• **Set problem**: Search the material for "KING" and show all lines that contain it.

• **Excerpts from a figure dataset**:
--- BEGIN ---

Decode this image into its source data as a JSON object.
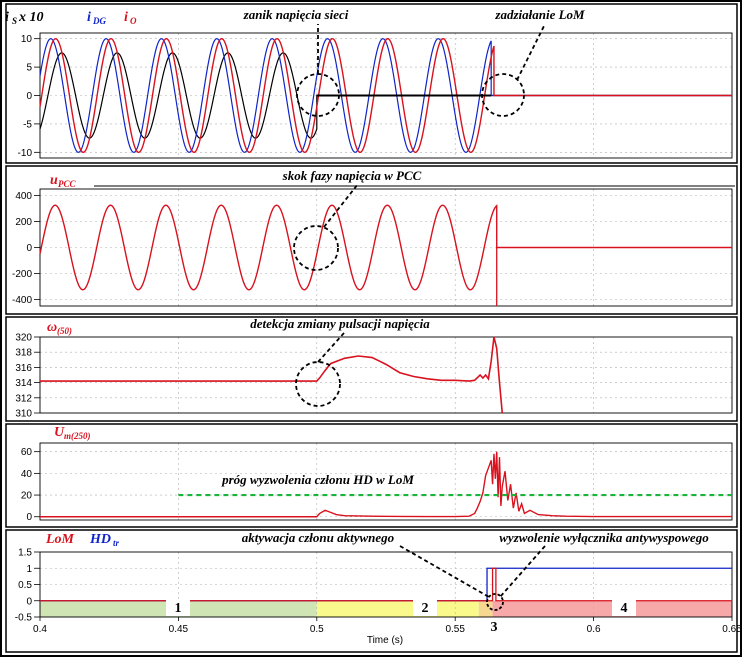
{
  "colors": {
    "red": "#d8121e",
    "blue": "#1024c8",
    "black": "#000000",
    "green_dash": "#19b43a",
    "zone1": "#cfe6b4",
    "zone2": "#fafa8c",
    "zone3": "#f7d890",
    "zone4": "#f7a8a8",
    "grid": "#b0b0b0"
  },
  "chart_data": [
    {
      "type": "line",
      "id": "currents",
      "ylim": [
        -11,
        11
      ],
      "yticks": [
        "10",
        "5",
        "0",
        "-5",
        "-10"
      ],
      "legend": [
        {
          "main": "i",
          "sub": "S",
          "suffix": " x 10",
          "color": "#000000"
        },
        {
          "main": "i",
          "sub": "DG",
          "suffix": "",
          "color": "#1024c8"
        },
        {
          "main": "i",
          "sub": "O",
          "suffix": "",
          "color": "#d8121e"
        }
      ],
      "series": [
        {
          "name": "iS x 10",
          "amplitude": 7.5,
          "until_x": 0.5,
          "after": 0
        },
        {
          "name": "iDG",
          "amplitude": 10,
          "until_x": 0.563,
          "after": 0
        },
        {
          "name": "iO",
          "amplitude": 10,
          "until_x": 0.564,
          "after": 0
        }
      ],
      "annotations": [
        "zanik napięcia sieci",
        "zadziałanie LoM"
      ]
    },
    {
      "type": "line",
      "id": "upcc",
      "ylim": [
        -450,
        450
      ],
      "yticks": [
        "400",
        "200",
        "0",
        "-200",
        "-400"
      ],
      "legend": [
        {
          "main": "u",
          "sub": "PCC",
          "suffix": "",
          "color": "#d8121e"
        }
      ],
      "series": [
        {
          "name": "uPCC",
          "amplitude": 325,
          "until_x": 0.565,
          "after": 0
        }
      ],
      "annotations": [
        "skok fazy napięcia w PCC"
      ]
    },
    {
      "type": "line",
      "id": "omega",
      "ylim": [
        310,
        320
      ],
      "yticks": [
        "320",
        "318",
        "316",
        "314",
        "312",
        "310"
      ],
      "legend": [
        {
          "main": "ω",
          "sub": "(50)",
          "suffix": "",
          "color": "#d8121e"
        }
      ],
      "series": [
        {
          "name": "ω(50)",
          "x": [
            0.4,
            0.5,
            0.501,
            0.503,
            0.505,
            0.51,
            0.515,
            0.52,
            0.525,
            0.53,
            0.535,
            0.54,
            0.545,
            0.55,
            0.555,
            0.557,
            0.559,
            0.56,
            0.561,
            0.562,
            0.563,
            0.564,
            0.565,
            0.566,
            0.567
          ],
          "y": [
            314.2,
            314.2,
            314.6,
            315.6,
            316.5,
            317.2,
            317.5,
            317.3,
            316.4,
            315.3,
            314.8,
            314.5,
            314.3,
            314.3,
            314.2,
            314.3,
            315.0,
            314.6,
            315.0,
            314.5,
            316.8,
            320.0,
            318.5,
            314.0,
            310.0
          ]
        }
      ],
      "annotations": [
        "detekcja zmiany pulsacji napięcia"
      ]
    },
    {
      "type": "line",
      "id": "um",
      "ylim": [
        -3,
        68
      ],
      "yticks": [
        "60",
        "40",
        "20",
        "0"
      ],
      "legend": [
        {
          "main": "U",
          "sub": "m(250)",
          "suffix": "",
          "color": "#d8121e"
        }
      ],
      "threshold": {
        "value": 20,
        "from_x": 0.45,
        "label": "próg wyzwolenia członu HD w LoM"
      },
      "series": [
        {
          "name": "Um(250)",
          "x": [
            0.4,
            0.5,
            0.501,
            0.503,
            0.505,
            0.507,
            0.51,
            0.52,
            0.53,
            0.54,
            0.55,
            0.555,
            0.557,
            0.558,
            0.559,
            0.56,
            0.561,
            0.562,
            0.563,
            0.5635,
            0.564,
            0.5645,
            0.565,
            0.5655,
            0.566,
            0.5665,
            0.567,
            0.568,
            0.569,
            0.57,
            0.571,
            0.572,
            0.573,
            0.574,
            0.575,
            0.577,
            0.58,
            0.585,
            0.59,
            0.6,
            0.65
          ],
          "y": [
            0,
            0,
            3,
            6,
            4,
            2,
            1,
            0.5,
            0.3,
            0.2,
            0.2,
            0.5,
            3,
            8,
            14,
            22,
            38,
            45,
            52,
            30,
            58,
            35,
            60,
            18,
            55,
            10,
            28,
            42,
            15,
            30,
            8,
            22,
            5,
            12,
            3,
            6,
            2,
            1,
            0.5,
            0.2,
            0.2
          ]
        }
      ]
    },
    {
      "type": "line",
      "id": "lom",
      "ylim": [
        -0.5,
        1.5
      ],
      "yticks": [
        "1.5",
        "1",
        "0.5",
        "0",
        "-0.5"
      ],
      "legend": [
        {
          "main": "LoM",
          "sub": "",
          "suffix": "",
          "color": "#d8121e"
        },
        {
          "main": "HD",
          "sub": "tr",
          "suffix": "",
          "color": "#1024c8"
        }
      ],
      "series": [
        {
          "name": "LoM",
          "step_x": 0.5635,
          "low": 0,
          "high": 1
        },
        {
          "name": "HDtr",
          "step_x": 0.5615,
          "low": 0,
          "high": 1
        }
      ],
      "annotations": [
        "aktywacja członu aktywnego",
        "wyzwolenie wyłącznika antywyspowego"
      ],
      "zones": [
        {
          "label": "1",
          "from": 0.4,
          "to": 0.5
        },
        {
          "label": "2",
          "from": 0.5,
          "to": 0.5585
        },
        {
          "label": "3",
          "from": 0.5585,
          "to": 0.5635
        },
        {
          "label": "4",
          "from": 0.5635,
          "to": 0.65
        }
      ]
    }
  ],
  "x_axis": {
    "label": "Time (s)",
    "ticks": [
      "0.4",
      "0.45",
      "0.5",
      "0.55",
      "0.6",
      "0.65"
    ],
    "values": [
      0.4,
      0.45,
      0.5,
      0.55,
      0.6,
      0.65
    ]
  }
}
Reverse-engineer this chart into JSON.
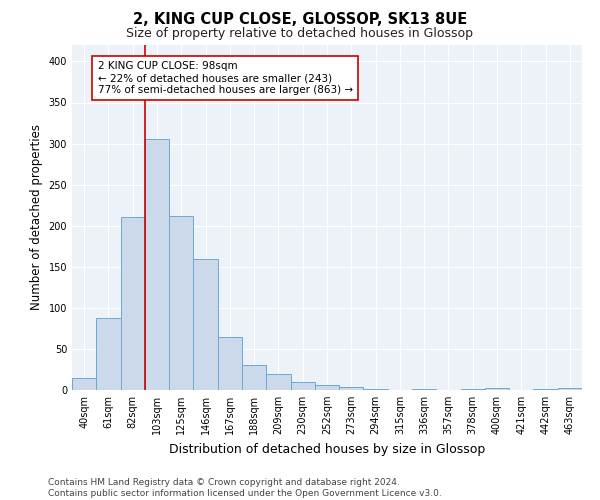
{
  "title1": "2, KING CUP CLOSE, GLOSSOP, SK13 8UE",
  "title2": "Size of property relative to detached houses in Glossop",
  "xlabel": "Distribution of detached houses by size in Glossop",
  "ylabel": "Number of detached properties",
  "categories": [
    "40sqm",
    "61sqm",
    "82sqm",
    "103sqm",
    "125sqm",
    "146sqm",
    "167sqm",
    "188sqm",
    "209sqm",
    "230sqm",
    "252sqm",
    "273sqm",
    "294sqm",
    "315sqm",
    "336sqm",
    "357sqm",
    "378sqm",
    "400sqm",
    "421sqm",
    "442sqm",
    "463sqm"
  ],
  "values": [
    15,
    88,
    211,
    305,
    212,
    160,
    64,
    30,
    20,
    10,
    6,
    4,
    1,
    0,
    1,
    0,
    1,
    2,
    0,
    1,
    3
  ],
  "bar_color": "#ccd9eb",
  "bar_edge_color": "#6aaad4",
  "vline_x_index": 3,
  "vline_color": "#cc0000",
  "annotation_line1": "2 KING CUP CLOSE: 98sqm",
  "annotation_line2": "← 22% of detached houses are smaller (243)",
  "annotation_line3": "77% of semi-detached houses are larger (863) →",
  "ylim": [
    0,
    420
  ],
  "yticks": [
    0,
    50,
    100,
    150,
    200,
    250,
    300,
    350,
    400
  ],
  "footer1": "Contains HM Land Registry data © Crown copyright and database right 2024.",
  "footer2": "Contains public sector information licensed under the Open Government Licence v3.0.",
  "bg_color": "#edf1f8",
  "grid_color": "#ffffff",
  "title1_fontsize": 10.5,
  "title2_fontsize": 9,
  "tick_fontsize": 7,
  "ylabel_fontsize": 8.5,
  "xlabel_fontsize": 9,
  "ann_fontsize": 7.5,
  "footer_fontsize": 6.5
}
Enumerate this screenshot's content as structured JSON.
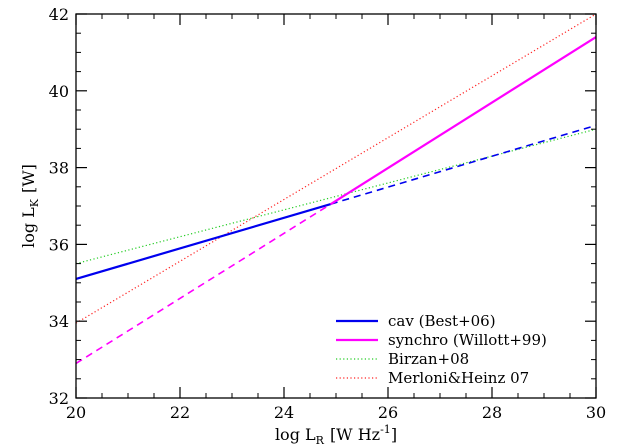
{
  "chart_data": {
    "type": "line",
    "xlabel": {
      "main": "log L",
      "sub": "R",
      "unit": "[W Hz",
      "exp": "-1",
      "close": "]"
    },
    "ylabel": {
      "main": "log L",
      "sub": "K",
      "unit": "[W]"
    },
    "xlim": [
      20,
      30
    ],
    "ylim": [
      32,
      42
    ],
    "x_ticks": [
      20,
      22,
      24,
      26,
      28,
      30
    ],
    "y_ticks": [
      32,
      34,
      36,
      38,
      40,
      42
    ],
    "x_tick_labels": [
      "20",
      "22",
      "24",
      "26",
      "28",
      "30"
    ],
    "y_tick_labels": [
      "32",
      "34",
      "36",
      "38",
      "40",
      "42"
    ],
    "grid": false,
    "legend_position": "bottom-right",
    "series": [
      {
        "name": "cav (Best+06)",
        "color": "#0000ee",
        "style": "solid-then-dashed",
        "solid": {
          "x": [
            20,
            24.9
          ],
          "y": [
            35.1,
            37.05
          ]
        },
        "dashed": {
          "x": [
            24.9,
            30
          ],
          "y": [
            37.05,
            39.1
          ]
        }
      },
      {
        "name": "synchro (Willott+99)",
        "color": "#ff00ff",
        "style": "dashed-then-solid",
        "dashed": {
          "x": [
            20,
            24.9
          ],
          "y": [
            32.9,
            37.05
          ]
        },
        "solid": {
          "x": [
            24.9,
            30
          ],
          "y": [
            37.05,
            41.4
          ]
        }
      },
      {
        "name": "Birzan+08",
        "color": "#22cc22",
        "style": "dotted",
        "line": {
          "x": [
            20,
            30
          ],
          "y": [
            35.5,
            39.0
          ]
        }
      },
      {
        "name": "Merloni&Heinz 07",
        "color": "#ff2222",
        "style": "dotted",
        "line": {
          "x": [
            20,
            30
          ],
          "y": [
            33.95,
            42.0
          ]
        }
      }
    ]
  }
}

--- END ---

• **Response**:
  "title1": "2, KING CUP CLOSE, GLOSSOP, SK13 8UE",
  "annotation_line1": "2 KING CUP CLOSE: 98sqm",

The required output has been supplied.